[BEGIN]

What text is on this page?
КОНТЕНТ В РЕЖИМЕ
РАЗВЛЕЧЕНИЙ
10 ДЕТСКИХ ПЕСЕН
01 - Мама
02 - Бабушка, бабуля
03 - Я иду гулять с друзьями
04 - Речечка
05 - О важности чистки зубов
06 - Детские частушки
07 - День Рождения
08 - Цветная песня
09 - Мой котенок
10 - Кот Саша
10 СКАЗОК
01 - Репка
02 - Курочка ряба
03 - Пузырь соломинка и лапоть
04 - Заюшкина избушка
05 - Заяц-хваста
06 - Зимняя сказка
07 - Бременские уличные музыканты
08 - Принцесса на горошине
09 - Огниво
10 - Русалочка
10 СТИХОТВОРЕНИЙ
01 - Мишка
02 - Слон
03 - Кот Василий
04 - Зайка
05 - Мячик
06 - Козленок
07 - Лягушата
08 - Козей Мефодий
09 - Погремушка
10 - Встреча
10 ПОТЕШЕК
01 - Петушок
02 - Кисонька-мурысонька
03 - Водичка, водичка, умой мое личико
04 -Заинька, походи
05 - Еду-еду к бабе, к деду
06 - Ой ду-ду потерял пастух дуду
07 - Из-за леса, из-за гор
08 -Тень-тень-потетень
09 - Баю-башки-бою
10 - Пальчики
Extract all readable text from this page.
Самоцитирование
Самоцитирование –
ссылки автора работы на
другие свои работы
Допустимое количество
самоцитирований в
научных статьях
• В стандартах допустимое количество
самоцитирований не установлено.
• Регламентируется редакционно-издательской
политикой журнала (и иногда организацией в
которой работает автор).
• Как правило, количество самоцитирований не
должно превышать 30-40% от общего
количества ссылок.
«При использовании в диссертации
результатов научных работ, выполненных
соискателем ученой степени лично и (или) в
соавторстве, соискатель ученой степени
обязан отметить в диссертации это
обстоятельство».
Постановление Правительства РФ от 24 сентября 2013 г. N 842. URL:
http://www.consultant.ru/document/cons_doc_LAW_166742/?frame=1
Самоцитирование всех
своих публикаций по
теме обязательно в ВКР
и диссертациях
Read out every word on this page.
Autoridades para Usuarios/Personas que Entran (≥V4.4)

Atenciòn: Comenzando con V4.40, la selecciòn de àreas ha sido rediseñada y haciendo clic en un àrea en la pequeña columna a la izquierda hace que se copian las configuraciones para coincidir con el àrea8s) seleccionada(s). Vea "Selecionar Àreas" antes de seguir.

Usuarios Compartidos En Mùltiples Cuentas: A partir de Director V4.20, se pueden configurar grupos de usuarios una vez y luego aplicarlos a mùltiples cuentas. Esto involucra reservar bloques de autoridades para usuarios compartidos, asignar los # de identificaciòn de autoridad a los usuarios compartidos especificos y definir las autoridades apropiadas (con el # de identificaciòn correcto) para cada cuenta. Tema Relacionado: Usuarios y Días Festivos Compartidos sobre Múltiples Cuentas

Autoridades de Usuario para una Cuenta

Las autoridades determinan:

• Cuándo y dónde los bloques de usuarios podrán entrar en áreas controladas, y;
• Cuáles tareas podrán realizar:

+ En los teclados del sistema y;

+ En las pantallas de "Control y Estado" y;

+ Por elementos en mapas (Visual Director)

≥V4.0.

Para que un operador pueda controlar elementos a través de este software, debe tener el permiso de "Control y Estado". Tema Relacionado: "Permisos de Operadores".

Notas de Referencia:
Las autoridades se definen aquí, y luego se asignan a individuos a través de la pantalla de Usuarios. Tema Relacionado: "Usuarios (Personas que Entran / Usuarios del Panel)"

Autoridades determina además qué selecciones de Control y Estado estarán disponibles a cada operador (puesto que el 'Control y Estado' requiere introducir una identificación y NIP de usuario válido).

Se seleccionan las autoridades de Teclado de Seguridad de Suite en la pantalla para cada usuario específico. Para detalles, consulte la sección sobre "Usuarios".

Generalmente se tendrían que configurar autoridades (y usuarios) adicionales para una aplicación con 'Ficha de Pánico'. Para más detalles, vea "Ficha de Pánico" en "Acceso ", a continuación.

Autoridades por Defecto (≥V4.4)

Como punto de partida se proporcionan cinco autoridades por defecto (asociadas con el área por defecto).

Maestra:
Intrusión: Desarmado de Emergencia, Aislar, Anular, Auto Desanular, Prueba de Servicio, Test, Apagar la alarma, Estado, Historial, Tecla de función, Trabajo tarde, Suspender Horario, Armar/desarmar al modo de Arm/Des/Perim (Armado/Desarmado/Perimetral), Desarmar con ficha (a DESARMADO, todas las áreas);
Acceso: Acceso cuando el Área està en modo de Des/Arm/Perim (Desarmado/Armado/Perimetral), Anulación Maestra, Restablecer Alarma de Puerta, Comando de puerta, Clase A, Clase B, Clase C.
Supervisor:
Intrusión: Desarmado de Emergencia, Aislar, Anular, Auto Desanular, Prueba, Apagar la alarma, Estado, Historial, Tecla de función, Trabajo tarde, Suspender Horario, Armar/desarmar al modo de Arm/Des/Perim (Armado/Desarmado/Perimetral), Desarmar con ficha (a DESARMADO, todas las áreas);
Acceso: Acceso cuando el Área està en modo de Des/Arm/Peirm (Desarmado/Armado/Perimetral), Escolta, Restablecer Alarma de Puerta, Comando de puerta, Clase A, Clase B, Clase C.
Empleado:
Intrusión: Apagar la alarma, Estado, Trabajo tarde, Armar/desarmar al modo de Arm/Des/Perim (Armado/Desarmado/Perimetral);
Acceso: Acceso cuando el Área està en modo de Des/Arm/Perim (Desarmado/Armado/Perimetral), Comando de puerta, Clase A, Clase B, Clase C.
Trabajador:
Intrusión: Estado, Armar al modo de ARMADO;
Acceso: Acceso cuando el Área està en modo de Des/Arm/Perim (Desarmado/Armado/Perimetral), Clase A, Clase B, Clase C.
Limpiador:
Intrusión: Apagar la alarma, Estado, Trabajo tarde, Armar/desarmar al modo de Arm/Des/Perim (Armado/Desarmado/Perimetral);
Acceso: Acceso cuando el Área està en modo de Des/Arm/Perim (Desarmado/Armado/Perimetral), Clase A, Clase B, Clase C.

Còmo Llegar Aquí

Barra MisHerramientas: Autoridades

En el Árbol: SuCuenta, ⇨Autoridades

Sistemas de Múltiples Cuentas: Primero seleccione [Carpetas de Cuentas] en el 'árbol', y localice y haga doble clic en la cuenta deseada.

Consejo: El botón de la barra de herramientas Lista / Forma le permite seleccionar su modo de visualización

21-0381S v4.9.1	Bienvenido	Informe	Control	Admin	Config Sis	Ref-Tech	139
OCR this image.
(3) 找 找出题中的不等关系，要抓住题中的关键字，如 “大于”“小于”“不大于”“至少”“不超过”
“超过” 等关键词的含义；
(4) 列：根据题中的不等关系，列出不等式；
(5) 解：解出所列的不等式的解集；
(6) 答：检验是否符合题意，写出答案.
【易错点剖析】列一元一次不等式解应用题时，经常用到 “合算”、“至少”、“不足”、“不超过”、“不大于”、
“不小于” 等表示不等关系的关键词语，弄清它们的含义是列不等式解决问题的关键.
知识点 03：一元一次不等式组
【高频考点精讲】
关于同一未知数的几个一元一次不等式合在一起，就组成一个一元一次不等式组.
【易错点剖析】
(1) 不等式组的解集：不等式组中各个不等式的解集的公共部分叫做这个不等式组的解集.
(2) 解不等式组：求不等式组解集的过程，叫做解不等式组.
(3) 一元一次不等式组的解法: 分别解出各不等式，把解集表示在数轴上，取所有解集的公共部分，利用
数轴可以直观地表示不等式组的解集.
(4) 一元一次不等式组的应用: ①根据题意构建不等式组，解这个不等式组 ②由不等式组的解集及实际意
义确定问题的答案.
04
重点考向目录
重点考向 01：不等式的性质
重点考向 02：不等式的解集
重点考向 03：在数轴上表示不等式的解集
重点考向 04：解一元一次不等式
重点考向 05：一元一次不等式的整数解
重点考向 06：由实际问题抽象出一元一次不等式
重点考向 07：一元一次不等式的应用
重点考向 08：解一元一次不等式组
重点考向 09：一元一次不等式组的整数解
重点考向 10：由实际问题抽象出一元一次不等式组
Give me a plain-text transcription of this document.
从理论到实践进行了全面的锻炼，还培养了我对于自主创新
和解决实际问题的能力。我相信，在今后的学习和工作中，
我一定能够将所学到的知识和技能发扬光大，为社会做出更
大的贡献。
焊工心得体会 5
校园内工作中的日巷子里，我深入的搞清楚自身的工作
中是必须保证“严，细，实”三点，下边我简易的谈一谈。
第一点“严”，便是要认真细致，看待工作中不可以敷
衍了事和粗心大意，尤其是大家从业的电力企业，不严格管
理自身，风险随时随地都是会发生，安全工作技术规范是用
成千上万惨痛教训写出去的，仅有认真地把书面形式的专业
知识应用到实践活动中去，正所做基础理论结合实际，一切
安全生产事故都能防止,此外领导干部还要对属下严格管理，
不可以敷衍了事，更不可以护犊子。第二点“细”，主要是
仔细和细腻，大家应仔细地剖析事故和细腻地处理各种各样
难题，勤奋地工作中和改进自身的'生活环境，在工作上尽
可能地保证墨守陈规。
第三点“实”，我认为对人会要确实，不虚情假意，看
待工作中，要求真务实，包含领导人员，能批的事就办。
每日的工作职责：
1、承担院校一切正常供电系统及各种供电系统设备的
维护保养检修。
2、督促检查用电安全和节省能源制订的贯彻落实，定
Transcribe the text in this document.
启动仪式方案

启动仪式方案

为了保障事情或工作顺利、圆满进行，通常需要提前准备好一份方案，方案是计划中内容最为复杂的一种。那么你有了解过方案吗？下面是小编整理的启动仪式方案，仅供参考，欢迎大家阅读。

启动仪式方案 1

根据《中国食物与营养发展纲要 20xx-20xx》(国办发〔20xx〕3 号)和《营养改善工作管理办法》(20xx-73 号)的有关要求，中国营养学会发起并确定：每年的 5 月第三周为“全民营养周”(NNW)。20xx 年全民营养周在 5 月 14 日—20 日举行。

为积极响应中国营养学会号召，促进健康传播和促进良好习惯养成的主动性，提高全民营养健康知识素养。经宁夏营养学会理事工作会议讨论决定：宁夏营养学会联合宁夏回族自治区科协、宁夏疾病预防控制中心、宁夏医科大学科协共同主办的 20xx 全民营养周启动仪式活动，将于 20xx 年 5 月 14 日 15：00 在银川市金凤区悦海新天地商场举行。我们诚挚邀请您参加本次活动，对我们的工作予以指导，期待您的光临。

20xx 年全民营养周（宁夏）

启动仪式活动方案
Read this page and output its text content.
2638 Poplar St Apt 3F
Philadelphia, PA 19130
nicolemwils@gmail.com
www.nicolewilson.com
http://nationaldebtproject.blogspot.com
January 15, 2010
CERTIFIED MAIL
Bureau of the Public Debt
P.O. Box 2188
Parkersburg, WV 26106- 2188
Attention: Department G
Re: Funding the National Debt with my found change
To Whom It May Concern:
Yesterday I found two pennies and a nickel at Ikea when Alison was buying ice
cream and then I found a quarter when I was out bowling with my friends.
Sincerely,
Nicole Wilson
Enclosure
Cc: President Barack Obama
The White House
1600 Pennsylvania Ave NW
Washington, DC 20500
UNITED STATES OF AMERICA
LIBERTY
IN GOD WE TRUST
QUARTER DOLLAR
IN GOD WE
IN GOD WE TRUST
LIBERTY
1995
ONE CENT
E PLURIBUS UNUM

[END]

**Goal of the exercise**
Select all lines with the word "page" from the entries above.

**Answer**
What text is on this page?
Extract all readable text from this page.
Read out every word on this page.
Read this page and output its text content.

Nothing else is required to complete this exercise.